■ **Requirements**: Where a line holds the string "data", return that line.

┏━━

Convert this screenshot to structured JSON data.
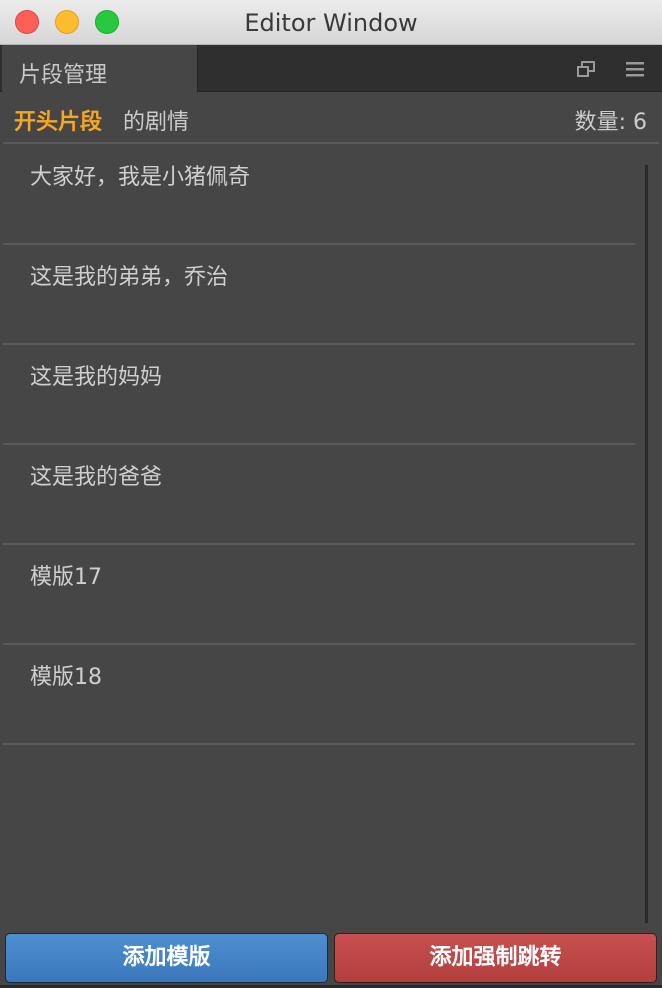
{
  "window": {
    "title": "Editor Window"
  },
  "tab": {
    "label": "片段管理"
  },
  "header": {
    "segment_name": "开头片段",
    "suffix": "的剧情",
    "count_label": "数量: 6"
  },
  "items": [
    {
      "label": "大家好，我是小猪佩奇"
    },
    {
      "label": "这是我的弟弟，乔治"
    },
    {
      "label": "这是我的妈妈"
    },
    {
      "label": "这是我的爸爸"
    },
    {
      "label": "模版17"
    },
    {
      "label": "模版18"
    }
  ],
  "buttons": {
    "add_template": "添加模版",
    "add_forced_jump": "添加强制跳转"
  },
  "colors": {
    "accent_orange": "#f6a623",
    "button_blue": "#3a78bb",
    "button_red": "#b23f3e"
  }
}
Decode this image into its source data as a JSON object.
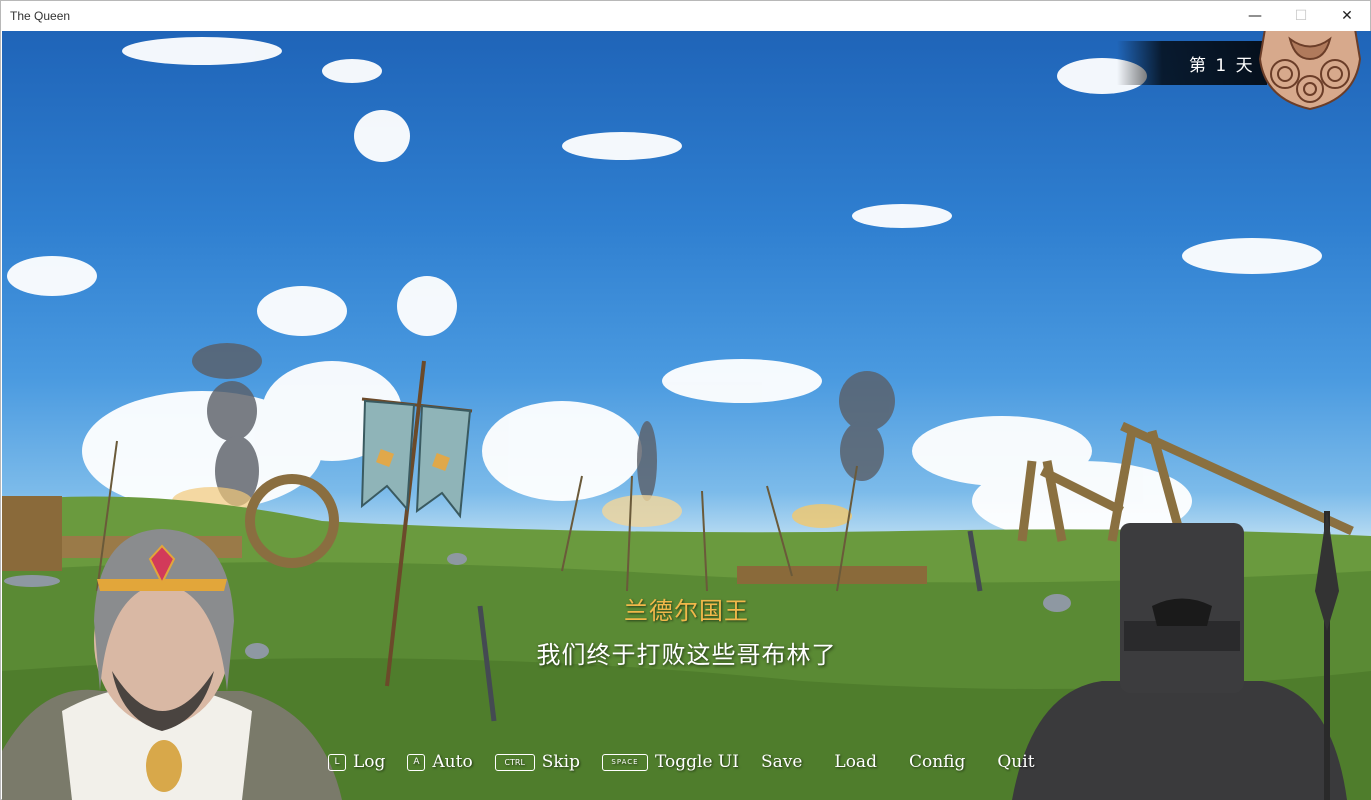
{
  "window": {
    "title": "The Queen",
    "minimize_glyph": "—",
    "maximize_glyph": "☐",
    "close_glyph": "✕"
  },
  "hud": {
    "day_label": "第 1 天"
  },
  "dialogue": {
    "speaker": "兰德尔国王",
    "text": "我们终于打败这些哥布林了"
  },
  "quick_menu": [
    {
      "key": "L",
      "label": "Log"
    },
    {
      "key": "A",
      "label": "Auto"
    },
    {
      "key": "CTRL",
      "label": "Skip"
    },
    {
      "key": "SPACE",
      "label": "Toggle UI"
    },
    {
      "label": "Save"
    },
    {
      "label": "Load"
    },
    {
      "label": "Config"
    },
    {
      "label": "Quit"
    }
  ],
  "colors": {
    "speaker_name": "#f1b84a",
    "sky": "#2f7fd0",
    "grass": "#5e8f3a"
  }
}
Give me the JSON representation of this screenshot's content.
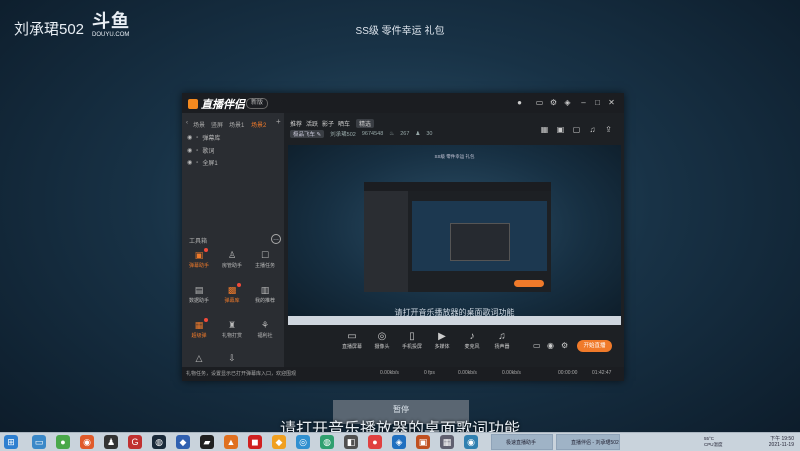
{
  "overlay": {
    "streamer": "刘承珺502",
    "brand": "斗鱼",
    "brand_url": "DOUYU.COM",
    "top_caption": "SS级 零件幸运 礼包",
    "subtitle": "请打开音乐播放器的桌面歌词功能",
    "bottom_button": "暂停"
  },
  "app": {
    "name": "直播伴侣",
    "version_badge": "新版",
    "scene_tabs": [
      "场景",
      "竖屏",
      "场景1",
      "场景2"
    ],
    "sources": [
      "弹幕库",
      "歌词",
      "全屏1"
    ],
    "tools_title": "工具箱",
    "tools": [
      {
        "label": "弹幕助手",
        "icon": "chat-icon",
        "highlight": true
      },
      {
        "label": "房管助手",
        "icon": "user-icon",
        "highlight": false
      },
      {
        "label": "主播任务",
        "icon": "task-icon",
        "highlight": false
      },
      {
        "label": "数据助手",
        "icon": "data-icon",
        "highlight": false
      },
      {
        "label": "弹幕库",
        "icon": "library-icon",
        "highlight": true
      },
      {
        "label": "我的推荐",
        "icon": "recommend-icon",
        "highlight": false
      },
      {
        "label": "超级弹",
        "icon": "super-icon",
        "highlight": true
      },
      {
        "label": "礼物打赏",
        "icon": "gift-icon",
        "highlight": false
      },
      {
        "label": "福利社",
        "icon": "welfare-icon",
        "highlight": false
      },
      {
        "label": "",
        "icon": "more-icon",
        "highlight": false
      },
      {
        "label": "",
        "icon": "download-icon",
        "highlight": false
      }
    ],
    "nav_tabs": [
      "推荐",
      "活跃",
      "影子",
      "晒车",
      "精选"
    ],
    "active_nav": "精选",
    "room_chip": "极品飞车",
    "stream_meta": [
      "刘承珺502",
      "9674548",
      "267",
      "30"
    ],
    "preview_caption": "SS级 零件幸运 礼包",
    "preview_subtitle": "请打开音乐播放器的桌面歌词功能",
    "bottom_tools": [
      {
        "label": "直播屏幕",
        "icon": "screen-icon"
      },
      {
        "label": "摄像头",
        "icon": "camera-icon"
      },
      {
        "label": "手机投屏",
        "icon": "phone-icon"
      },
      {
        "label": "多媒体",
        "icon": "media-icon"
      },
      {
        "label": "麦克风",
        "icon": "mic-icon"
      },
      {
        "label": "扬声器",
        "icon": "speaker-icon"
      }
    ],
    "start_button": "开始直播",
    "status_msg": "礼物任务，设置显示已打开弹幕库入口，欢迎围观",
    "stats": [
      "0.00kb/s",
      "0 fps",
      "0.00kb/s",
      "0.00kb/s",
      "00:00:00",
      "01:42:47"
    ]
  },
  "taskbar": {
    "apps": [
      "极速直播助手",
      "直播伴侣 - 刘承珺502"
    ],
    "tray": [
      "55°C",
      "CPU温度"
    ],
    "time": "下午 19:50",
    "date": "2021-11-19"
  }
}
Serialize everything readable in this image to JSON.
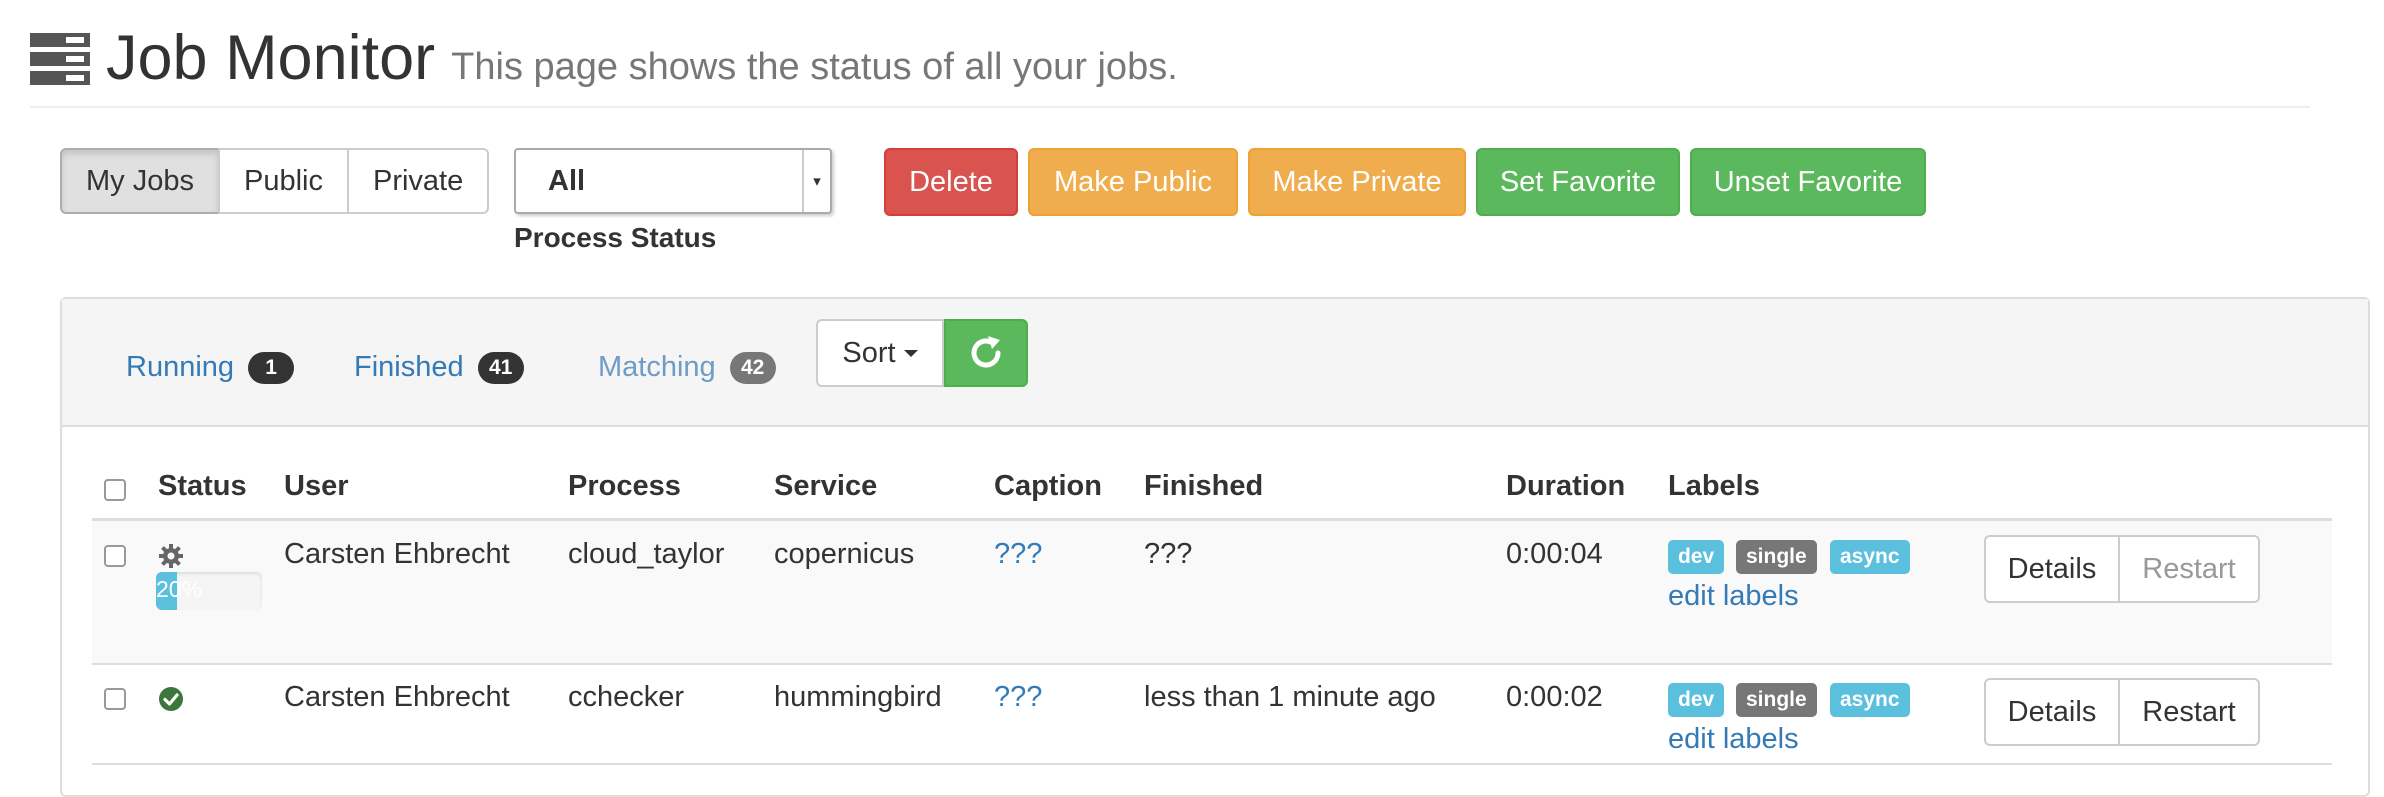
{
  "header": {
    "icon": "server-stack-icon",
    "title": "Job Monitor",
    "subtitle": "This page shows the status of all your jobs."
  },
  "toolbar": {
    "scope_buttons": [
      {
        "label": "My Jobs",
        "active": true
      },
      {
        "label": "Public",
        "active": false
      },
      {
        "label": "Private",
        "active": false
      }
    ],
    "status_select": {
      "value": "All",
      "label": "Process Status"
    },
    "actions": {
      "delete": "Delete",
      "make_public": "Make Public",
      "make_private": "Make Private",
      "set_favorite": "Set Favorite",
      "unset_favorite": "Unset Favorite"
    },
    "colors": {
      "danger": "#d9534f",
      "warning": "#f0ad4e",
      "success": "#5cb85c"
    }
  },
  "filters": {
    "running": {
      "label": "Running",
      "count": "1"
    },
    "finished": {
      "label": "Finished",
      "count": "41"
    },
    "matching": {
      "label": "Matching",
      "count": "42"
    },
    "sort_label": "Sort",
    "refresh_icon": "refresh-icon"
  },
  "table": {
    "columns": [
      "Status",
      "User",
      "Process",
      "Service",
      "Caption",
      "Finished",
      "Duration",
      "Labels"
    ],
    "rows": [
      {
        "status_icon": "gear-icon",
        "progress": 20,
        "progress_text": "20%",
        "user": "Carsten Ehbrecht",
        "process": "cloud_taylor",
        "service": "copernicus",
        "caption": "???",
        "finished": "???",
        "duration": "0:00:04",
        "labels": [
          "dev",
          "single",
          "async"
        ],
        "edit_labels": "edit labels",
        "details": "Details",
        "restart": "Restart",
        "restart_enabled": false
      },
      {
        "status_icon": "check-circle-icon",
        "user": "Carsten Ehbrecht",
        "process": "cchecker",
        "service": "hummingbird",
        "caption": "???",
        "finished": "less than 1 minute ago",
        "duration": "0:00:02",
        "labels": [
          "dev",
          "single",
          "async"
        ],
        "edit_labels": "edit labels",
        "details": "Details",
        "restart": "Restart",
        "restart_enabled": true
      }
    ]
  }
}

┗━━

■ **Response**:
Convert this screenshot to structured JSON data.
Decode this image into its source data as a JSON object.
        "icon": "data-icon",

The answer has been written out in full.